EXTRAIT FOURNI.
•••••
Habib Faye, un intelligent autodidacte qui s’est beaucoup inspiré des lignes de basses de Jaco Pastorious, a émargé son nom sur les disques de plusieurs grands noms de la musique. On peut citer Mickey Hart, Peter Gabriel, Manu Katche, Mokhtar Samba, Joe Zawinul, Paco Sery, Gilberto Gil, Chet Atkins, Mark Knopfler, Branford Marsalis, Poogie Bell, David Sancious, Lionel Loueke, Tania St-Val, Jacob Devarieux, David Sanborn, Carlinhos Brown, entre autres. Habib Faye s’offusquait souvent du manque d’audace et de créativité des musiciens sénégalais et africains. Lui avait surpassé cette somnolence et s’est arrogé le mérite d’avoir révolutionné le jazz à sa manière, avec ses lignes de basses. Son album, H2O (2012), auquel participent Manu Dibango, Youssou N’dour, Julia Sar et Angélique Kidjo, en témoigne grandement. Il était avant-gardiste et s’inscrivait toujours au diapason des nouveautés. Il est l’un des premiers à se mettre au console, avec comme résultat l’album « Euleuk si biir » de Youssou Ndour et Oumar Pène. Les albums internationaux de Youssou Ndour brillent notamment de sa marque et de son ingéniosité.
•••••
DONNÉES FOURNIES.
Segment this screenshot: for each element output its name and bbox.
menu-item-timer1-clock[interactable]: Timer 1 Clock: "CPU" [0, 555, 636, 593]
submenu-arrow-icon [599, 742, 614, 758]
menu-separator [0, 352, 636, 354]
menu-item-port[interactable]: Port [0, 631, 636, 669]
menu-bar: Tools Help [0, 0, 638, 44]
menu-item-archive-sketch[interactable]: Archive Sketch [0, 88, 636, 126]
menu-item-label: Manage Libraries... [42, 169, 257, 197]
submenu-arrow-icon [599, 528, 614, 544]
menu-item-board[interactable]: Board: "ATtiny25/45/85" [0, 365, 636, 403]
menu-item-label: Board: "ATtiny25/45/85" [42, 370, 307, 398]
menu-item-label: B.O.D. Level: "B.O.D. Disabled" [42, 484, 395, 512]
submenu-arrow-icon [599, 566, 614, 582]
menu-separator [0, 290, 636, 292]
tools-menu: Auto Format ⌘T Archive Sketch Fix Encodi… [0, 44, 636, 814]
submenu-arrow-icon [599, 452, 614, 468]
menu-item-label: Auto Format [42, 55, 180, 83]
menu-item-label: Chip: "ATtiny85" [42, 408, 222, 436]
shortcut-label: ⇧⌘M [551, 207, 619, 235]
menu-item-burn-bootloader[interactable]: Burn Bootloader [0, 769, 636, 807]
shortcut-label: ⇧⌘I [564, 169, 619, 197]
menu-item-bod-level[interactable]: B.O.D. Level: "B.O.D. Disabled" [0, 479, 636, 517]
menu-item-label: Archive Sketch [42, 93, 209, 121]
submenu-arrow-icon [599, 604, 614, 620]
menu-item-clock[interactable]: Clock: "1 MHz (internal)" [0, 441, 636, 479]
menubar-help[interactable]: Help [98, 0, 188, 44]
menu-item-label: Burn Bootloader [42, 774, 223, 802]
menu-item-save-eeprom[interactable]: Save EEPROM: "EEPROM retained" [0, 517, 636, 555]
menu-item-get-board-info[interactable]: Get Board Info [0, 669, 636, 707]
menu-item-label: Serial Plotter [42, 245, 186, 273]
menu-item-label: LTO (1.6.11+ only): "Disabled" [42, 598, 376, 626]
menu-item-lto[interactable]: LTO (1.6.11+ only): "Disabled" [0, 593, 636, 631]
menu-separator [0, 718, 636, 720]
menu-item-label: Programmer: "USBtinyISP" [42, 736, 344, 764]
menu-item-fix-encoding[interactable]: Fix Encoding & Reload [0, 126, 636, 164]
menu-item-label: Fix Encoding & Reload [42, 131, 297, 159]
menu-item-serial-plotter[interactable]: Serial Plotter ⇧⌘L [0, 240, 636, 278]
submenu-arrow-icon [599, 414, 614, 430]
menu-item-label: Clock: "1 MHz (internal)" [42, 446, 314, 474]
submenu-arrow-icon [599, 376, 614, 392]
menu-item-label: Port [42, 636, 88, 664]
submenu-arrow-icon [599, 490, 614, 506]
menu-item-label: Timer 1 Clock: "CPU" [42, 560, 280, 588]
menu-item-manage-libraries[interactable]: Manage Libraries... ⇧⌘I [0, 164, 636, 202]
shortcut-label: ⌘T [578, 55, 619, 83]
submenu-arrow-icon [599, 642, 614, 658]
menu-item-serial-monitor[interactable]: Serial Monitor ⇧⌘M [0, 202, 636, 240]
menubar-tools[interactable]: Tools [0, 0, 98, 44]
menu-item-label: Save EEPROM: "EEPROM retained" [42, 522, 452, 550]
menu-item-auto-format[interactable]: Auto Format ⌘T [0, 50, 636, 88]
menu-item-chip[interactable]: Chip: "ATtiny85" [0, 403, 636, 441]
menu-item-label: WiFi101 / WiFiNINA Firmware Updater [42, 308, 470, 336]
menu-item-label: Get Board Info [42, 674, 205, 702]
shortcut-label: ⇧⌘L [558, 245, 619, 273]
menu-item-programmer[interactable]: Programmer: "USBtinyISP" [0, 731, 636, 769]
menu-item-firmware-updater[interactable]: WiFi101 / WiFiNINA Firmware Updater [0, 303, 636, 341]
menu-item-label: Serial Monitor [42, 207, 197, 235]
•••••
QUESTIONS D'ÉTUDE.
[1] D'après l'extrait sur Habib Faye, quel est le titre de son album paru en 2012 ?
[2] Traduisez en anglais cette phrase de l'extrait sur Habib Faye : « Il était avant-gardiste et s’inscrivait toujours au diapason des nouveautés. »
[3] Dans l'extrait sur Habib Faye, réécrivez sous forme de liste le paragraphe qui commence par « Habib Faye, un intelligent autodidacte » en conservant ses faits principaux.

RÉPONSES AUX CONSIGNES.
[1] H2O.

[2] He was avant-garde and always kept in step with new developments.

[3]
- Autodidacte, il s'est beaucoup inspiré des lignes de basse de Jaco Pastorious.
- Il a joué sur les disques de nombreux grands noms de la musique, dont Peter Gabriel, Gilberto Gil, Joe Zawinul, Mark Knopfler, Branford Marsalis et David Sanborn.
- Il déplorait le manque d'audace et de créativité des musiciens sénégalais et africains.
- Il a révolutionné le jazz à sa manière grâce à ses lignes de basse.
- Son album H2O (2012), avec Manu Dibango, Youssou N'dour, Julia Sar et Angélique Kidjo, en témoigne.
- Avant-gardiste, il suivait toujours les nouveautés.
- Il a été l'un des premiers à passer à la console, ce qui a donné l'album « Euleuk si biir » de Youssou Ndour et Oumar Pène.
- Les albums internationaux de Youssou Ndour portent notamment sa marque.